◆ **Your goal**:
From the listing below, pull each line that includes "dash".

-- Begin --

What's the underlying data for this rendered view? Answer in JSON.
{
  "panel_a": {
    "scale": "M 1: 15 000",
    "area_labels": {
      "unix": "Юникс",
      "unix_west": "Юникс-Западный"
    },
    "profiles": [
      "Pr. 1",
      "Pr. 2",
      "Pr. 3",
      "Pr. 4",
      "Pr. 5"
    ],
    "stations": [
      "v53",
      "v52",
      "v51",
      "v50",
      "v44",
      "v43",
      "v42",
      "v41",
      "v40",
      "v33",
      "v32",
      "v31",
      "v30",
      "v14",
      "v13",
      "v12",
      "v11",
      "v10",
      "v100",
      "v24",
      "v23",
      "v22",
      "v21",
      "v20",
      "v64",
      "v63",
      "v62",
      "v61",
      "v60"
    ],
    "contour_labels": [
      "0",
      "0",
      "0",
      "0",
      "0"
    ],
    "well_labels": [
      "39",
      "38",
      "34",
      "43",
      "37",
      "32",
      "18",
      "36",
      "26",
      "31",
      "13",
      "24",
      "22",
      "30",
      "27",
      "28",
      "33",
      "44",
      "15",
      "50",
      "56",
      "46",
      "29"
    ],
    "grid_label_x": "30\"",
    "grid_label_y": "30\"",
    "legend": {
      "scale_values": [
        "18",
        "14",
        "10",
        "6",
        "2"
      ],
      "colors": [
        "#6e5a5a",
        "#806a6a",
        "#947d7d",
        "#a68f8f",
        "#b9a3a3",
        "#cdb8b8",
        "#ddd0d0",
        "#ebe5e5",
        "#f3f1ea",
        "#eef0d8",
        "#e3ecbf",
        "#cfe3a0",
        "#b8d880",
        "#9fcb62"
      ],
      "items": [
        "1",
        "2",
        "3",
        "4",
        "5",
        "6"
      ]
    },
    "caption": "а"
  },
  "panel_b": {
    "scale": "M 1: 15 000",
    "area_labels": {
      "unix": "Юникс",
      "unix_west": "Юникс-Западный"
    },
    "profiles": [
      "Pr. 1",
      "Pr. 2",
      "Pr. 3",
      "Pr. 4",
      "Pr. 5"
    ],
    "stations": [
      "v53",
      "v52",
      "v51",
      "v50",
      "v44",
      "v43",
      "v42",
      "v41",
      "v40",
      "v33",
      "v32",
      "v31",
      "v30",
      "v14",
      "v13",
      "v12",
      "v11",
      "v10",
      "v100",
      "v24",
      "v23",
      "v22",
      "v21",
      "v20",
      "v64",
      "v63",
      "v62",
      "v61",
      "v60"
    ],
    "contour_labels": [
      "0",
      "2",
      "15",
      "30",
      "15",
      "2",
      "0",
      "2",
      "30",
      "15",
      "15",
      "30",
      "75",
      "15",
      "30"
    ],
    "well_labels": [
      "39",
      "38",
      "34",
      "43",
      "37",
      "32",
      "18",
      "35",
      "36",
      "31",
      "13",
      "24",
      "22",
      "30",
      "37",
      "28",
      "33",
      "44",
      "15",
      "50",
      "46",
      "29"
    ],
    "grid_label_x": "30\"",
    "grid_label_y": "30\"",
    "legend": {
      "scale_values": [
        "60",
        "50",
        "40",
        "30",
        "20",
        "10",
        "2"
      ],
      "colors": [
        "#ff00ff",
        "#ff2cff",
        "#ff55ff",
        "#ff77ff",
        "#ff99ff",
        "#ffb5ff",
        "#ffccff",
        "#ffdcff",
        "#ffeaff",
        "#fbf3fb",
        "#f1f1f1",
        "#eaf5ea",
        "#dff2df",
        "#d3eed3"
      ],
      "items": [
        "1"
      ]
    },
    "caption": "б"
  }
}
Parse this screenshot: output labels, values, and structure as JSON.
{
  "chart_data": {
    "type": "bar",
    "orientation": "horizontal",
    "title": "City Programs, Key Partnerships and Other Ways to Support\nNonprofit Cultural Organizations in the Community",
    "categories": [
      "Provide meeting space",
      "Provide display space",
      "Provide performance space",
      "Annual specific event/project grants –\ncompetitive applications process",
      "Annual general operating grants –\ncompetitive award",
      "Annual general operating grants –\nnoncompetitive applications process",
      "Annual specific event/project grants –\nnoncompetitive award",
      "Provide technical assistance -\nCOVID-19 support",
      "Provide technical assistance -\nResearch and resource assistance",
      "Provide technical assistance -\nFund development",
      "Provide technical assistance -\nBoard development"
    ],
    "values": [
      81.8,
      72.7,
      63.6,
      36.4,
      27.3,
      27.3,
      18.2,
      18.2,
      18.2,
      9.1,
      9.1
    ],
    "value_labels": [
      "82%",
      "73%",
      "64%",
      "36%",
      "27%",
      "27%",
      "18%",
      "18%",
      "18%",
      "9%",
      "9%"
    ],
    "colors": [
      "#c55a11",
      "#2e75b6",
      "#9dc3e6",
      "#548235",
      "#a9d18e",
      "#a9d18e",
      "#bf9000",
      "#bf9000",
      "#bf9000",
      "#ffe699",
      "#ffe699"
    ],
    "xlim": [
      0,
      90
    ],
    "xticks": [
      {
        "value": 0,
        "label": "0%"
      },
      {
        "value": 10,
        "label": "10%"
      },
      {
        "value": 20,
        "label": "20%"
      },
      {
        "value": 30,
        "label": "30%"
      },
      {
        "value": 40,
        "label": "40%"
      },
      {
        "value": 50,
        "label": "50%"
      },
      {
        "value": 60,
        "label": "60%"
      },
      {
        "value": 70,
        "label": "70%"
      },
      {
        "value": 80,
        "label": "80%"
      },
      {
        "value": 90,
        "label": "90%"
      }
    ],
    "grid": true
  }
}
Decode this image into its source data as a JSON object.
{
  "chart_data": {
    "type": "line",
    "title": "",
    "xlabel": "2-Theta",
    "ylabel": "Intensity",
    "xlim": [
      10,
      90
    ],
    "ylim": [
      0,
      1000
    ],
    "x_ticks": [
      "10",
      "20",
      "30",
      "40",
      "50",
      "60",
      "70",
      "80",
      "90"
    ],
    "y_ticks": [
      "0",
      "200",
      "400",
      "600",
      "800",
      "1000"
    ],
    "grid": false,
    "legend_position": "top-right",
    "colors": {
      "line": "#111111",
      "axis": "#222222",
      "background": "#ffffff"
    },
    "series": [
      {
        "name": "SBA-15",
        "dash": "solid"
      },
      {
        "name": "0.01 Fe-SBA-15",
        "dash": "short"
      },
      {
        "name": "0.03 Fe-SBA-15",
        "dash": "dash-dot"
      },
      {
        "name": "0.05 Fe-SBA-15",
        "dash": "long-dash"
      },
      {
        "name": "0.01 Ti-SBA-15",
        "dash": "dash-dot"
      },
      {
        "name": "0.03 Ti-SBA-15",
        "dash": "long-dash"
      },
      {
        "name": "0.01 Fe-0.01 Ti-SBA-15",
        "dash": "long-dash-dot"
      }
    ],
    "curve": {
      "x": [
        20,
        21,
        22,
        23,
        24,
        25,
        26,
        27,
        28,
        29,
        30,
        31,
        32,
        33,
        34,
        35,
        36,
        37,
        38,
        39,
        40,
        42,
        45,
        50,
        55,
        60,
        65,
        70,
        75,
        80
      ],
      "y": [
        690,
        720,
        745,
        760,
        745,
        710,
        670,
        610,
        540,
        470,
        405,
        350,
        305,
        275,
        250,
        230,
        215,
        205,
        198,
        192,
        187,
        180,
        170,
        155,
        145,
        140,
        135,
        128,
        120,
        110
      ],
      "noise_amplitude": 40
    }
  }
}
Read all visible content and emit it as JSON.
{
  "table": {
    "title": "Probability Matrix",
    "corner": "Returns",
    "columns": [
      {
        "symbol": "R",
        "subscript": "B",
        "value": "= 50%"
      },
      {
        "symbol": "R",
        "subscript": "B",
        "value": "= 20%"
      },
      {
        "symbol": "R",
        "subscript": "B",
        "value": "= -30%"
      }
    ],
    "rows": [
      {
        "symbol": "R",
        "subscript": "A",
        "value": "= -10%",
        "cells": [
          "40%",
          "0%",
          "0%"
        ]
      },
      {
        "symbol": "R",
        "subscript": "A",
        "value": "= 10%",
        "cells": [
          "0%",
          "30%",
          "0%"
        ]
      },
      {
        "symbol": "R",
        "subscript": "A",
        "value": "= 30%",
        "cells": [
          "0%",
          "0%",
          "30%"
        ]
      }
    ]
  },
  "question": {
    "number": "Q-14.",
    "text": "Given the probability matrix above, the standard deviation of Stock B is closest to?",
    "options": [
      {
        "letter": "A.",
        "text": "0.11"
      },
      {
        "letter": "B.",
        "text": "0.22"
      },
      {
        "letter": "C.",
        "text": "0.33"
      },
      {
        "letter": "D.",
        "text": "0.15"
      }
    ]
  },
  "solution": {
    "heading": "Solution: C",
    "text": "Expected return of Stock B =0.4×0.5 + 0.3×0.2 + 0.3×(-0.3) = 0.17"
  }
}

-- End --

◆ **The response**:
        "dash": "solid"
        "dash": "short"
        "dash": "dash-dot"
        "dash": "long-dash"
        "dash": "dash-dot"
        "dash": "long-dash"
        "dash": "long-dash-dot"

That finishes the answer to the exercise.